┌────────
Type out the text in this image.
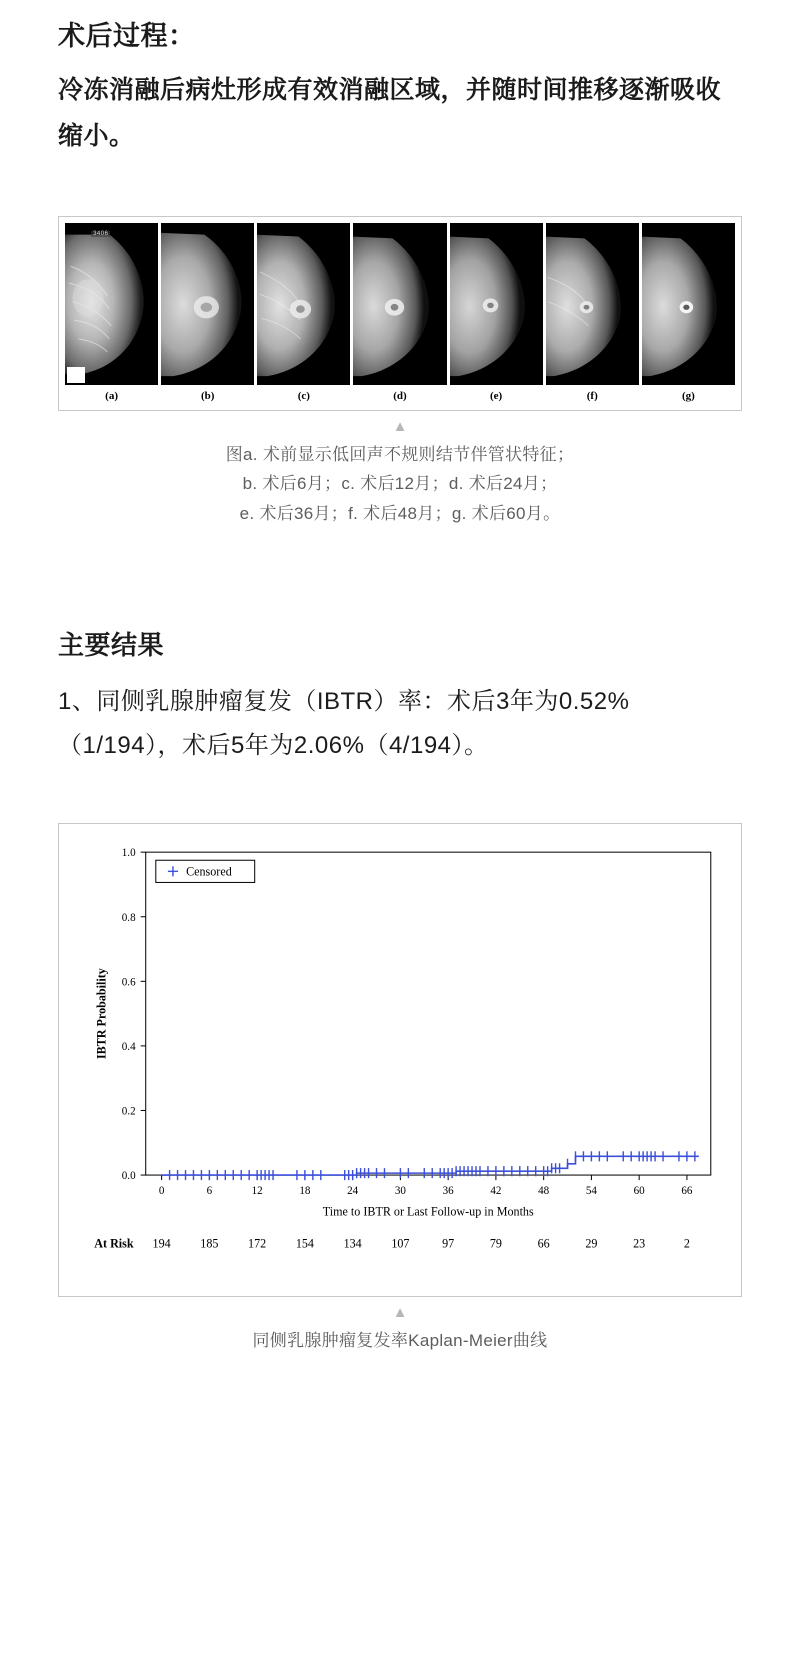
术后过程：

冷冻消融后病灶形成有效消融区域，并随时间推移逐渐吸收缩小。

3406
(a)	(b)	(c)	(d)	(e)	(f)	(g)
▲
图a. 术前显示低回声不规则结节伴管状特征；
b. 术后6月；c. 术后12月；d. 术后24月；
e. 术后36月；f. 术后48月；g. 术后60月。
主要结果

1、同侧乳腺肿瘤复发（IBTR）率：术后3年为0.52%　（1/194），术后5年为2.06%（4/194）。

0.0
0.2
0.4
0.6
0.8
1.0
IBTR Probability
0	6	12	18	24	30	36	42	48	54	60	66
Time to IBTR or Last Follow-up in Months
Censored
At Risk 194 185 172 154 134 107	97	79	66	29	23	2
▲
同侧乳腺肿瘤复发率Kaplan-Meier曲线
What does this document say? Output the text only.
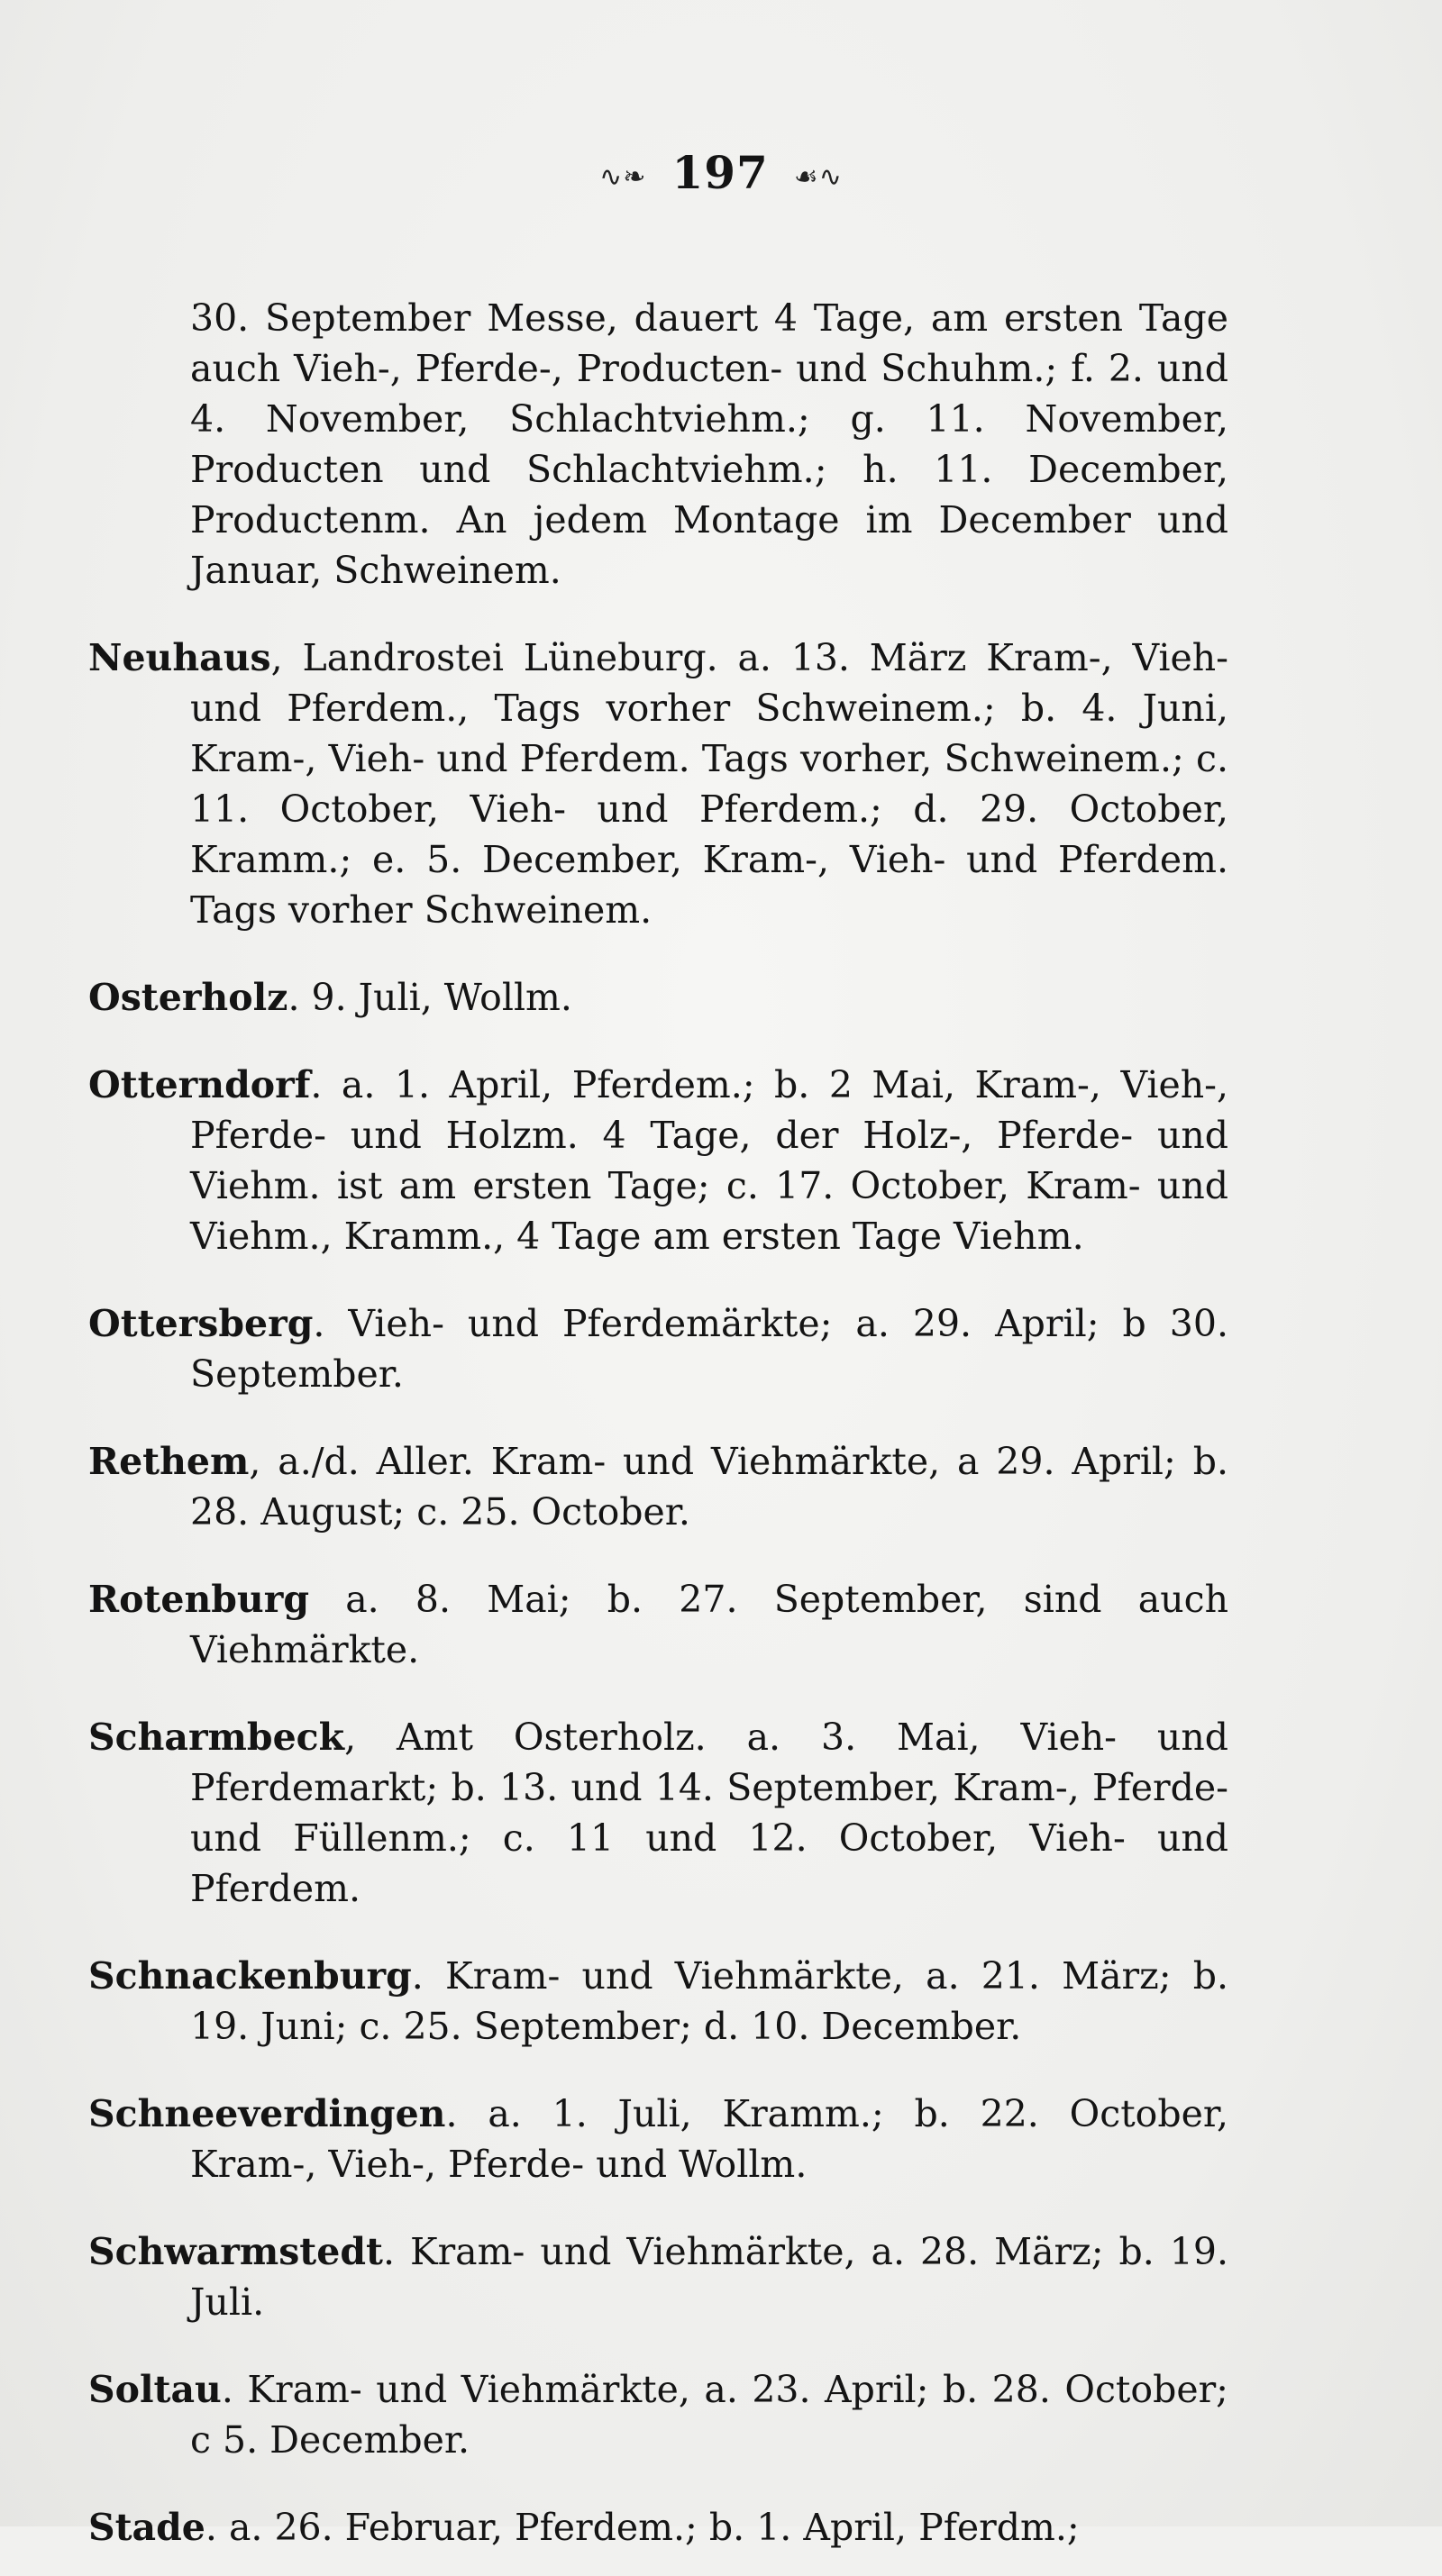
∿❧ 197 ☙∿

30. September Messe, dauert 4 Tage, am ersten Tage auch Vieh-, Pferde-, Producten- und Schuhm.; f. 2. und 4. November, Schlachtviehm.; g. 11. November, Producten und Schlachtviehm.; h. 11. December, Productenm. An jedem Montage im December und Januar, Schweinem.

Neuhaus, Landrostei Lüneburg. a. 13. März Kram-, Vieh- und Pferdem., Tags vorher Schweinem.; b. 4. Juni, Kram-, Vieh- und Pferdem. Tags vorher, Schweinem.; c. 11. October, Vieh- und Pferdem.; d. 29. October, Kramm.; e. 5. December, Kram-, Vieh- und Pferdem. Tags vorher Schweinem.

Osterholz. 9. Juli, Wollm.

Otterndorf. a. 1. April, Pferdem.; b. 2 Mai, Kram-, Vieh-, Pferde- und Holzm. 4 Tage, der Holz-, Pferde- und Viehm. ist am ersten Tage; c. 17. October, Kram- und Viehm., Kramm., 4 Tage am ersten Tage Viehm.

Ottersberg. Vieh- und Pferdemärkte; a. 29. April; b 30. September.

Rethem, a./d. Aller. Kram- und Viehmärkte, a 29. April; b. 28. August; c. 25. October.

Rotenburg a. 8. Mai; b. 27. September, sind auch Viehmärkte.

Scharmbeck, Amt Osterholz. a. 3. Mai, Vieh- und Pferdemarkt; b. 13. und 14. September, Kram-, Pferde- und Füllenm.; c. 11 und 12. October, Vieh- und Pferdem.

Schnackenburg. Kram- und Viehmärkte, a. 21. März; b. 19. Juni; c. 25. September; d. 10. December.

Schneeverdingen. a. 1. Juli, Kramm.; b. 22. October, Kram-, Vieh-, Pferde- und Wollm.

Schwarmstedt. Kram- und Viehmärkte, a. 28. März; b. 19. Juli.

Soltau. Kram- und Viehmärkte, a. 23. April; b. 28. October; c 5. December.

Stade. a. 26. Februar, Pferdem.; b. 1. April, Pferdm.;
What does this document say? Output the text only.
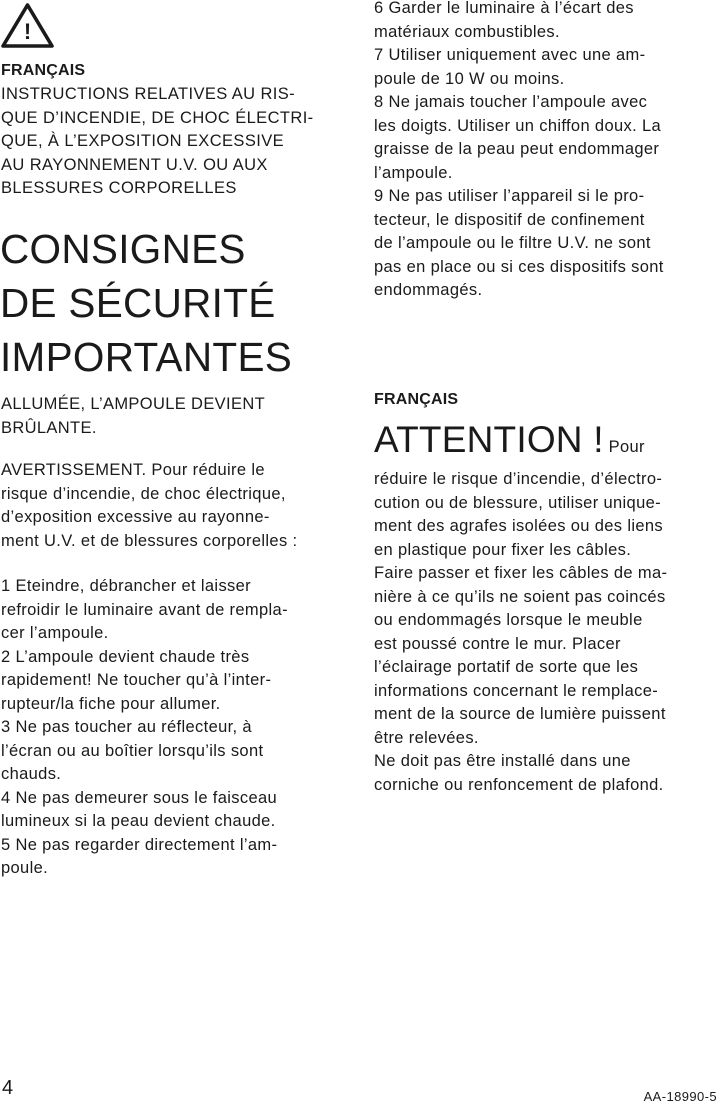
!
FRANÇAIS
INSTRUCTIONS RELATIVES AU RIS-
QUE D’INCENDIE, DE CHOC ÉLECTRI-
QUE, À L’EXPOSITION EXCESSIVE
AU RAYONNEMENT U.V. OU AUX
BLESSURES CORPORELLES
CONSIGNES
DE SÉCURITÉ
IMPORTANTES
ALLUMÉE, L’AMPOULE DEVIENT
BRÛLANTE.
AVERTISSEMENT. Pour réduire le
risque d’incendie, de choc électrique,
d’exposition excessive au rayonne-
ment U.V. et de blessures corporelles :
1 Eteindre, débrancher et laisser
refroidir le luminaire avant de rempla-
cer l’ampoule.
2 L’ampoule devient chaude très
rapidement! Ne toucher qu’à l’inter-
rupteur/la fiche pour allumer.
3 Ne pas toucher au réflecteur, à
l’écran ou au boîtier lorsqu’ils sont
chauds.
4 Ne pas demeurer sous le faisceau
lumineux si la peau devient chaude.
5 Ne pas regarder directement l’am-
poule.
6 Garder le luminaire à l’écart des
matériaux combustibles.
7 Utiliser uniquement avec une am-
poule de 10 W ou moins.
8 Ne jamais toucher l’ampoule avec
les doigts. Utiliser un chiffon doux. La
graisse de la peau peut endommager
l’ampoule.
9 Ne pas utiliser l’appareil si le pro-
tecteur, le dispositif de confinement
de l’ampoule ou le filtre U.V. ne sont
pas en place ou si ces dispositifs sont
endommagés.
FRANÇAIS
ATTENTION ! Pour
réduire le risque d’incendie, d’électro-
cution ou de blessure, utiliser unique-
ment des agrafes isolées ou des liens
en plastique pour fixer les câbles.
Faire passer et fixer les câbles de ma-
nière à ce qu’ils ne soient pas coincés
ou endommagés lorsque le meuble
est poussé contre le mur. Placer
l’éclairage portatif de sorte que les
informations concernant le remplace-
ment de la source de lumière puissent
être relevées.
Ne doit pas être installé dans une
corniche ou renfoncement de plafond.
4	AA-18990-5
└────────
- TASK TO COMPLETE -
Make an exact copy of the data, leaving its pictures out.

- SOLVED PROBLEM -
Type out the text in this image.
术后过程：

冷冻消融后病灶形成有效消融区域，并随时间推移逐渐吸收缩小。

3406
(a)	(b)	(c)	(d)	(e)	(f)	(g)
▲
图a. 术前显示低回声不规则结节伴管状特征；
b. 术后6月；c. 术后12月；d. 术后24月；
e. 术后36月；f. 术后48月；g. 术后60月。
主要结果

1、同侧乳腺肿瘤复发（IBTR）率：术后3年为0.52%　（1/194），术后5年为2.06%（4/194）。

0.0
0.2
0.4
0.6
0.8
1.0
IBTR Probability
0	6	12	18	24	30	36	42	48	54	60	66
Time to IBTR or Last Follow-up in Months
Censored
At Risk 194 185 172 154 134 107	97	79	66	29	23	2
▲
同侧乳腺肿瘤复发率Kaplan-Meier曲线
What does this document say? Output the text only.
∿❧ 197 ☙∿

30. September Messe, dauert 4 Tage, am ersten Tage auch Vieh-, Pferde-, Producten- und Schuhm.; f. 2. und 4. November, Schlachtviehm.; g. 11. November, Producten und Schlachtviehm.; h. 11. December, Productenm. An jedem Montage im December und Januar, Schweinem.

Neuhaus, Landrostei Lüneburg. a. 13. März Kram-, Vieh- und Pferdem., Tags vorher Schweinem.; b. 4. Juni, Kram-, Vieh- und Pferdem. Tags vorher, Schweinem.; c. 11. October, Vieh- und Pferdem.; d. 29. October, Kramm.; e. 5. December, Kram-, Vieh- und Pferdem. Tags vorher Schweinem.

Osterholz. 9. Juli, Wollm.

Otterndorf. a. 1. April, Pferdem.; b. 2 Mai, Kram-, Vieh-, Pferde- und Holzm. 4 Tage, der Holz-, Pferde- und Viehm. ist am ersten Tage; c. 17. October, Kram- und Viehm., Kramm., 4 Tage am ersten Tage Viehm.

Ottersberg. Vieh- und Pferdemärkte; a. 29. April; b 30. September.

Rethem, a./d. Aller. Kram- und Viehmärkte, a 29. April; b. 28. August; c. 25. October.

Rotenburg a. 8. Mai; b. 27. September, sind auch Viehmärkte.

Scharmbeck, Amt Osterholz. a. 3. Mai, Vieh- und Pferdemarkt; b. 13. und 14. September, Kram-, Pferde- und Füllenm.; c. 11 und 12. October, Vieh- und Pferdem.

Schnackenburg. Kram- und Viehmärkte, a. 21. März; b. 19. Juni; c. 25. September; d. 10. December.

Schneeverdingen. a. 1. Juli, Kramm.; b. 22. October, Kram-, Vieh-, Pferde- und Wollm.

Schwarmstedt. Kram- und Viehmärkte, a. 28. März; b. 19. Juli.

Soltau. Kram- und Viehmärkte, a. 23. April; b. 28. October; c 5. December.

Stade. a. 26. Februar, Pferdem.; b. 1. April, Pferdm.;
What does this document say? Output the text only.
!
FRANÇAIS
INSTRUCTIONS RELATIVES AU RIS-
QUE D’INCENDIE, DE CHOC ÉLECTRI-
QUE, À L’EXPOSITION EXCESSIVE
AU RAYONNEMENT U.V. OU AUX
BLESSURES CORPORELLES
CONSIGNES
DE SÉCURITÉ
IMPORTANTES
ALLUMÉE, L’AMPOULE DEVIENT
BRÛLANTE.
AVERTISSEMENT. Pour réduire le
risque d’incendie, de choc électrique,
d’exposition excessive au rayonne-
ment U.V. et de blessures corporelles :
1 Eteindre, débrancher et laisser
refroidir le luminaire avant de rempla-
cer l’ampoule.
2 L’ampoule devient chaude très
rapidement! Ne toucher qu’à l’inter-
rupteur/la fiche pour allumer.
3 Ne pas toucher au réflecteur, à
l’écran ou au boîtier lorsqu’ils sont
chauds.
4 Ne pas demeurer sous le faisceau
lumineux si la peau devient chaude.
5 Ne pas regarder directement l’am-
poule.
6 Garder le luminaire à l’écart des
matériaux combustibles.
7 Utiliser uniquement avec une am-
poule de 10 W ou moins.
8 Ne jamais toucher l’ampoule avec
les doigts. Utiliser un chiffon doux. La
graisse de la peau peut endommager
l’ampoule.
9 Ne pas utiliser l’appareil si le pro-
tecteur, le dispositif de confinement
de l’ampoule ou le filtre U.V. ne sont
pas en place ou si ces dispositifs sont
endommagés.
FRANÇAIS
ATTENTION ! Pour
réduire le risque d’incendie, d’électro-
cution ou de blessure, utiliser unique-
ment des agrafes isolées ou des liens
en plastique pour fixer les câbles.
Faire passer et fixer les câbles de ma-
nière à ce qu’ils ne soient pas coincés
ou endommagés lorsque le meuble
est poussé contre le mur. Placer
l’éclairage portatif de sorte que les
informations concernant le remplace-
ment de la source de lumière puissent
être relevées.
Ne doit pas être installé dans une
corniche ou renfoncement de plafond.
4	AA-18990-5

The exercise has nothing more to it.